• _Exercise prompt_:
Wherever the word "appropriate" appears in a line, extract that line.

• _Available data_:
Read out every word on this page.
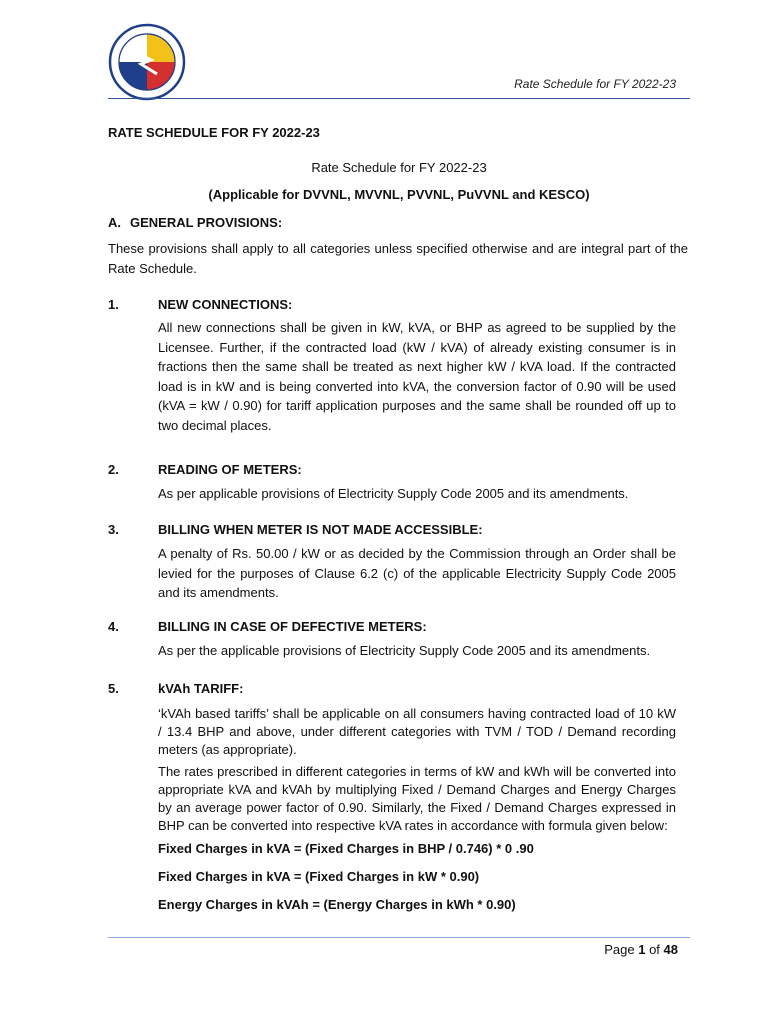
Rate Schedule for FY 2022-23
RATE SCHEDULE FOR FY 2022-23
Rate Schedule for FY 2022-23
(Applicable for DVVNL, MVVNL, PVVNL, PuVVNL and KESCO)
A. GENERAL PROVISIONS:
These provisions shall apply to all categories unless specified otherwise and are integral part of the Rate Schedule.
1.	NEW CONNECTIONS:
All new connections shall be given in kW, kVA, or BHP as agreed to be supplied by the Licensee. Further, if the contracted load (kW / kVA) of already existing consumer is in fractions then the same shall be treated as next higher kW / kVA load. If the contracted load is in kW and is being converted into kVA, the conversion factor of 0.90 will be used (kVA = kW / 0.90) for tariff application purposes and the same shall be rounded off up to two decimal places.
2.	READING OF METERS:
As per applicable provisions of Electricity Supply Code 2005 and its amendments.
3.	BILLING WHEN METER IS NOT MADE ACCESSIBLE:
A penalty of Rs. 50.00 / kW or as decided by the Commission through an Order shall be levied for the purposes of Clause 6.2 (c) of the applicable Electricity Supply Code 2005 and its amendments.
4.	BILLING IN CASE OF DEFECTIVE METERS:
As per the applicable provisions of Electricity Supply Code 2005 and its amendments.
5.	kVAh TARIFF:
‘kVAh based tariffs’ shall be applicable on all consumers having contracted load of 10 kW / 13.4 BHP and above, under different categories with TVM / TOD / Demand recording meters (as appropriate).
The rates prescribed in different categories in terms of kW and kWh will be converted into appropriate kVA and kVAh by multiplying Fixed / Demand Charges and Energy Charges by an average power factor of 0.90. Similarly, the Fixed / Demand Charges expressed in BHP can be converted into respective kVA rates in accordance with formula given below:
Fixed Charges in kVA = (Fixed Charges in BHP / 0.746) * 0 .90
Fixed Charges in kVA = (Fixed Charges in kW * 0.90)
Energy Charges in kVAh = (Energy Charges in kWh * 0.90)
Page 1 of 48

...

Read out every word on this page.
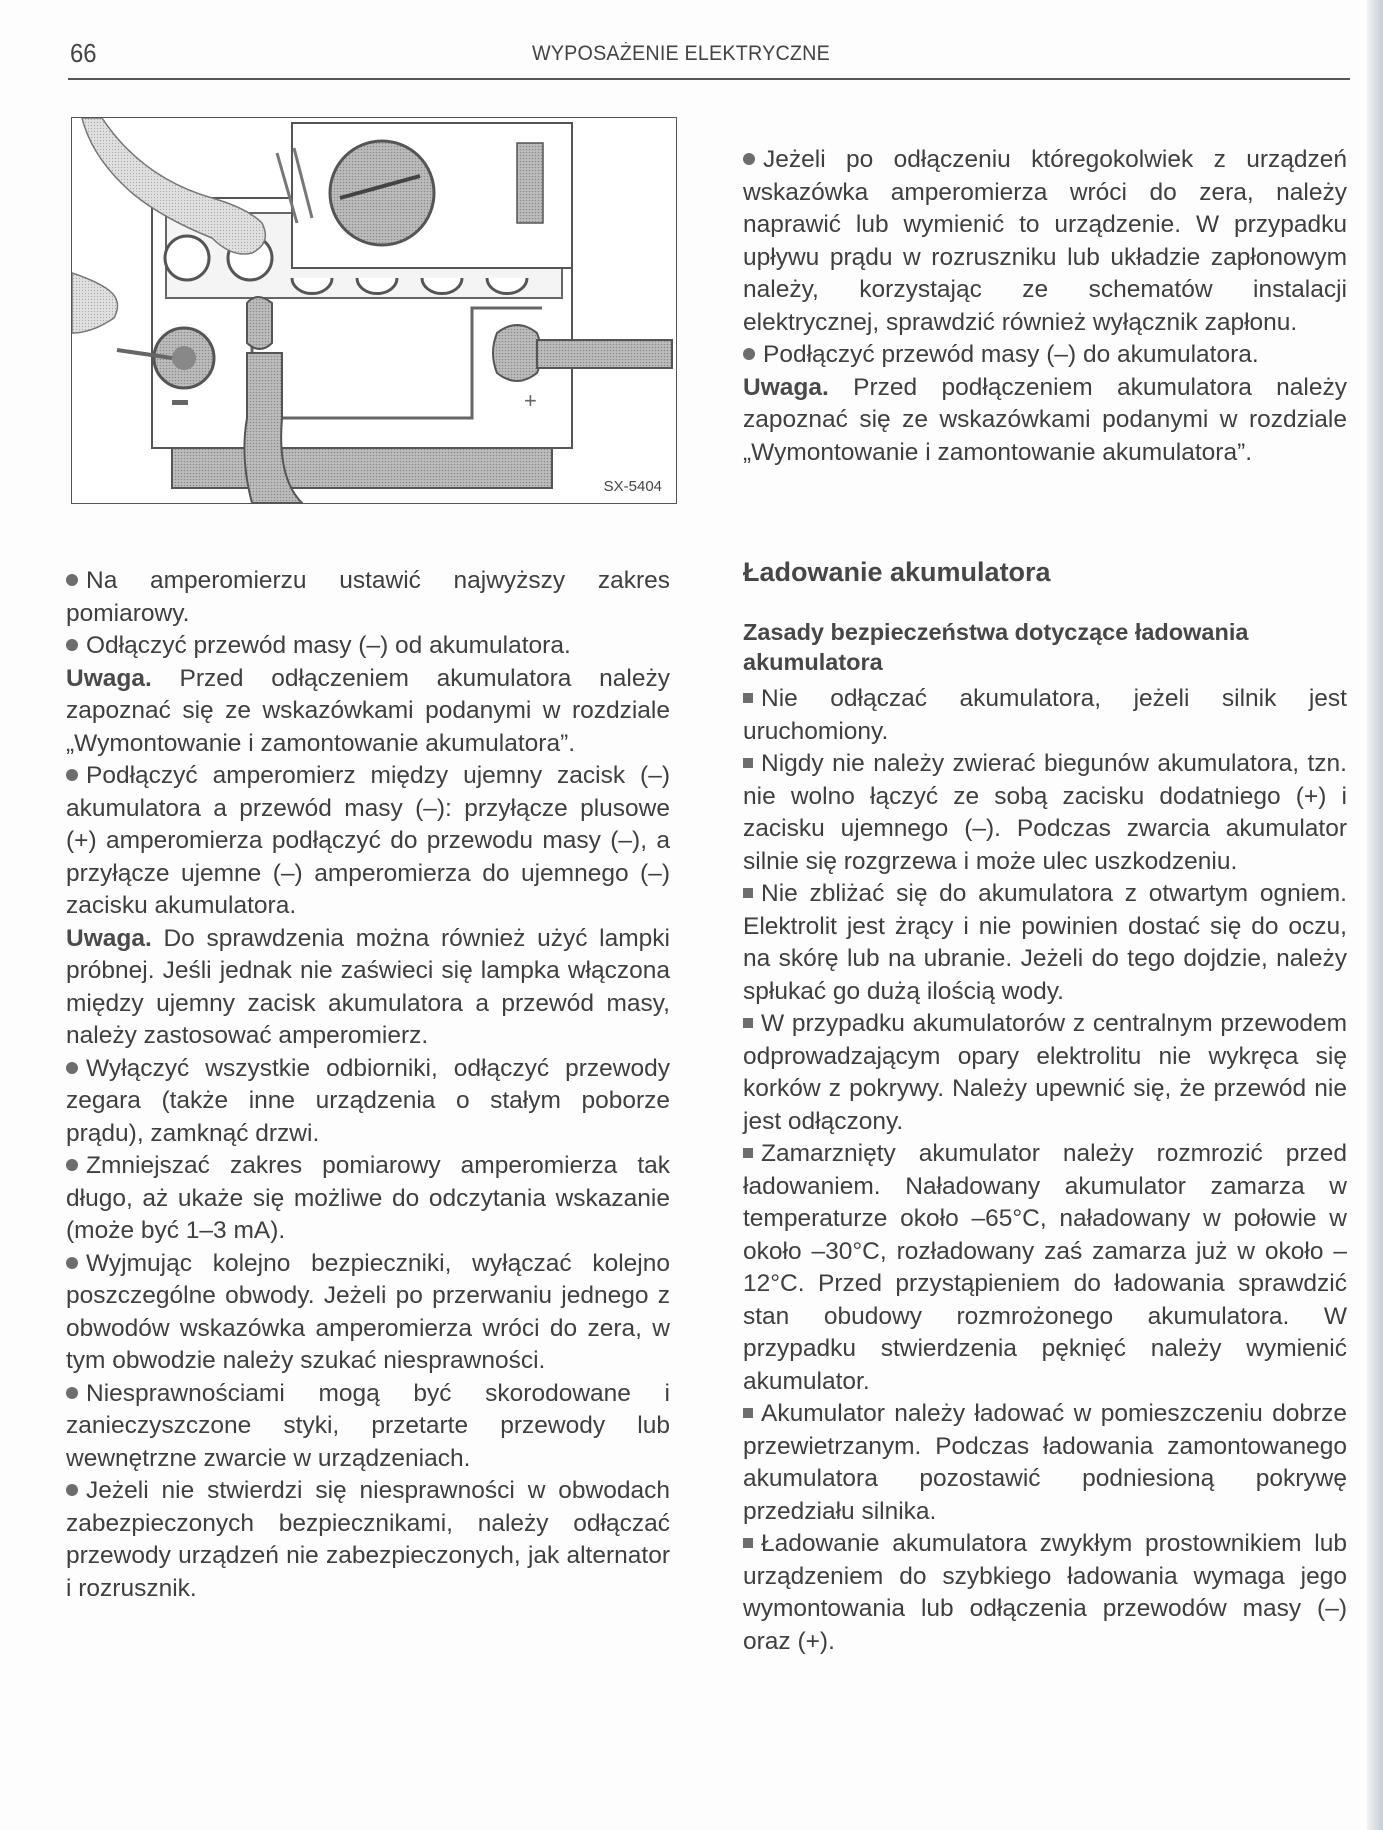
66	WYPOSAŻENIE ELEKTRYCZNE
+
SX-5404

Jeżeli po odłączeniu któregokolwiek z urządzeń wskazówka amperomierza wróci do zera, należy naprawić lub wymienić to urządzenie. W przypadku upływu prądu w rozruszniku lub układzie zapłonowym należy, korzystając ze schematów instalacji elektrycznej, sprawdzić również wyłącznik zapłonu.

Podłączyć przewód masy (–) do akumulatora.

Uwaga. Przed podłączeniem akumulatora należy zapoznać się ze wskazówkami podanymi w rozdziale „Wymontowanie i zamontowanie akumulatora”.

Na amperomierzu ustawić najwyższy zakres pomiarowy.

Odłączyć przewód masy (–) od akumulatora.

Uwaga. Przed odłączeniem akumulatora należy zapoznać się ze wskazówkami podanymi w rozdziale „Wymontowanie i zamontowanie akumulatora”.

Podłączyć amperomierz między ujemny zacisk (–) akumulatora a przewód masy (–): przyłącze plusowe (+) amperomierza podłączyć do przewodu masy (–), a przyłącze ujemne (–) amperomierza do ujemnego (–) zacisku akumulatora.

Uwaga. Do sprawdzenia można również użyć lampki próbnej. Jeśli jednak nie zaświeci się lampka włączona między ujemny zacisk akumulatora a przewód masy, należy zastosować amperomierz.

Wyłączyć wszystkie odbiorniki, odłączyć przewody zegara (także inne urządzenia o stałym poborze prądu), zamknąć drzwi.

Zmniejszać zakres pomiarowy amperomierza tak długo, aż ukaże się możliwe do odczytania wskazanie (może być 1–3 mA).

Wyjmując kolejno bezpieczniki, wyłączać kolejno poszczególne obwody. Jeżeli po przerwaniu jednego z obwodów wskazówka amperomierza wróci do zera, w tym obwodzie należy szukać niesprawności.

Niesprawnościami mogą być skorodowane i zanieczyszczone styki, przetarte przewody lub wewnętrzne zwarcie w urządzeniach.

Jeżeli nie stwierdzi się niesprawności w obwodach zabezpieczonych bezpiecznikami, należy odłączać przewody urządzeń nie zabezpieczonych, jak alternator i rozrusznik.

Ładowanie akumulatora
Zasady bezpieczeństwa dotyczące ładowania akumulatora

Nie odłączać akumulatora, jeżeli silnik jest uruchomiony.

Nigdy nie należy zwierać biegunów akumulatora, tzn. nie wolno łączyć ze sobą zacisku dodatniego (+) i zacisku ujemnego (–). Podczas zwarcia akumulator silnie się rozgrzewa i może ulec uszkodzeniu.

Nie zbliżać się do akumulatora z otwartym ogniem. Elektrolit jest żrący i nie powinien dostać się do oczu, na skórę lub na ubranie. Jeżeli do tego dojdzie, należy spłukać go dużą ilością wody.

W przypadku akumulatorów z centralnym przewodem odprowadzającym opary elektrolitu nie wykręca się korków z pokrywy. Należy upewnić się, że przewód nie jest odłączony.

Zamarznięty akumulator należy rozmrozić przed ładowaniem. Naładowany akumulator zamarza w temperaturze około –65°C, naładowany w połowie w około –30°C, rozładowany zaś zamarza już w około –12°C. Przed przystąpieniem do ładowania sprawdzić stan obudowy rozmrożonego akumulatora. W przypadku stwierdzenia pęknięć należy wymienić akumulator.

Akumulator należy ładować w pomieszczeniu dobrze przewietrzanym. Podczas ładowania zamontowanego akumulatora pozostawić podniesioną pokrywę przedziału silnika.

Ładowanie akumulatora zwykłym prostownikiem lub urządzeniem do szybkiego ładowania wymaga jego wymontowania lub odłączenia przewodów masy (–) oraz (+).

---

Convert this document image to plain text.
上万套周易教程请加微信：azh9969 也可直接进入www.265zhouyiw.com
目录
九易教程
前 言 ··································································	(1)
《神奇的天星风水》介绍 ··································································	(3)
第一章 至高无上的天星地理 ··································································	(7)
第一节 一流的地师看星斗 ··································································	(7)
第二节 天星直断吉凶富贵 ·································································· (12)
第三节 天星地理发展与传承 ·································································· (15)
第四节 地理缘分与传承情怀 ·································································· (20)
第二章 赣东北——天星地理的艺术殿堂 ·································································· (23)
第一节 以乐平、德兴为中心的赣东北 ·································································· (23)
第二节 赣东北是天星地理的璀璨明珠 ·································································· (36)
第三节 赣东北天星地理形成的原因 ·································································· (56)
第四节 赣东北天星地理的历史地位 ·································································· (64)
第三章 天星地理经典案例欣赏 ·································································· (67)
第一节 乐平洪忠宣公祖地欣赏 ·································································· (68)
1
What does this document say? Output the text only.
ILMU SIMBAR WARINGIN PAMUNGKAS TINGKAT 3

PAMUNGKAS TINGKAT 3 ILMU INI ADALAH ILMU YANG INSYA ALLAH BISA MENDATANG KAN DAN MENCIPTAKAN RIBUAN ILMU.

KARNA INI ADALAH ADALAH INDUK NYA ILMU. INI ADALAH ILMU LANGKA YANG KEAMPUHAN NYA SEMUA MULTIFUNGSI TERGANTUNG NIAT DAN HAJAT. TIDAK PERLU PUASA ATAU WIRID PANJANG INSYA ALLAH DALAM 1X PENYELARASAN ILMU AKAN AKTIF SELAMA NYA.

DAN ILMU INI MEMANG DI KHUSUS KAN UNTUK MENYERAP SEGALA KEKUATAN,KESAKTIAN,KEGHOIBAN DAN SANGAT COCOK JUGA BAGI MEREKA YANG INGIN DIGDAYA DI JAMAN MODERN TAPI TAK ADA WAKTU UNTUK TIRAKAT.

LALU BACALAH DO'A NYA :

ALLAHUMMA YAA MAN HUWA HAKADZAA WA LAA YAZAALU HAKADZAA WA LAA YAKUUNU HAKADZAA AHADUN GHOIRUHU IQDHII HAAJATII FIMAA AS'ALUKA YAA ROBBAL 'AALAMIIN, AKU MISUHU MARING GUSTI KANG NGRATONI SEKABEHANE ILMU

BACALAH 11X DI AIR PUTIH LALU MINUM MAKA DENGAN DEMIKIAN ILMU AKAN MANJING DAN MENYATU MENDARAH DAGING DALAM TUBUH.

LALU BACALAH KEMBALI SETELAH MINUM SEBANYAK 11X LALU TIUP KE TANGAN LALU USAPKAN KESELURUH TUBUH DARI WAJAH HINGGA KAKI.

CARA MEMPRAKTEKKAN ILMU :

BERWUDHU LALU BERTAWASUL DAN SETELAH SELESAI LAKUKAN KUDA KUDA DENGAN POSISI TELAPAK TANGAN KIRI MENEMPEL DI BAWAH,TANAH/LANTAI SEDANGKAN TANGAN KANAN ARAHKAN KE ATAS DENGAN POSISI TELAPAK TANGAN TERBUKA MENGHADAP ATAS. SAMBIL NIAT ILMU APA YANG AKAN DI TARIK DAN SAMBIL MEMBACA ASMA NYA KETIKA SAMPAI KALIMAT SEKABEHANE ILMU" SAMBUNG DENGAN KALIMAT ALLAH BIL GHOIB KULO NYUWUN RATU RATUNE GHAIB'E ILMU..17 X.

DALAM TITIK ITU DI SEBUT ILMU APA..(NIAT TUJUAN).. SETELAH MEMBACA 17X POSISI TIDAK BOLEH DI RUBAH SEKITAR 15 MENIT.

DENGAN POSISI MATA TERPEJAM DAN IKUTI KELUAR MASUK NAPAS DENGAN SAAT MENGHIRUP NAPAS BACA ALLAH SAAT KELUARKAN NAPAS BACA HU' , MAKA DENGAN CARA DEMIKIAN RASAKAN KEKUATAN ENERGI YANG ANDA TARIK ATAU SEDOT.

• _Solution below_:
‘kVAh based tariffs’ shall be applicable on all consumers having contracted load of 10 kW / 13.4 BHP and above, under different categories with TVM / TOD / Demand recording meters (as appropriate).
The rates prescribed in different categories in terms of kW and kWh will be converted into appropriate kVA and kVAh by multiplying Fixed / Demand Charges and Energy Charges by an average power factor of 0.90. Similarly, the Fixed / Demand Charges expressed in BHP can be converted into respective kVA rates in accordance with formula given below:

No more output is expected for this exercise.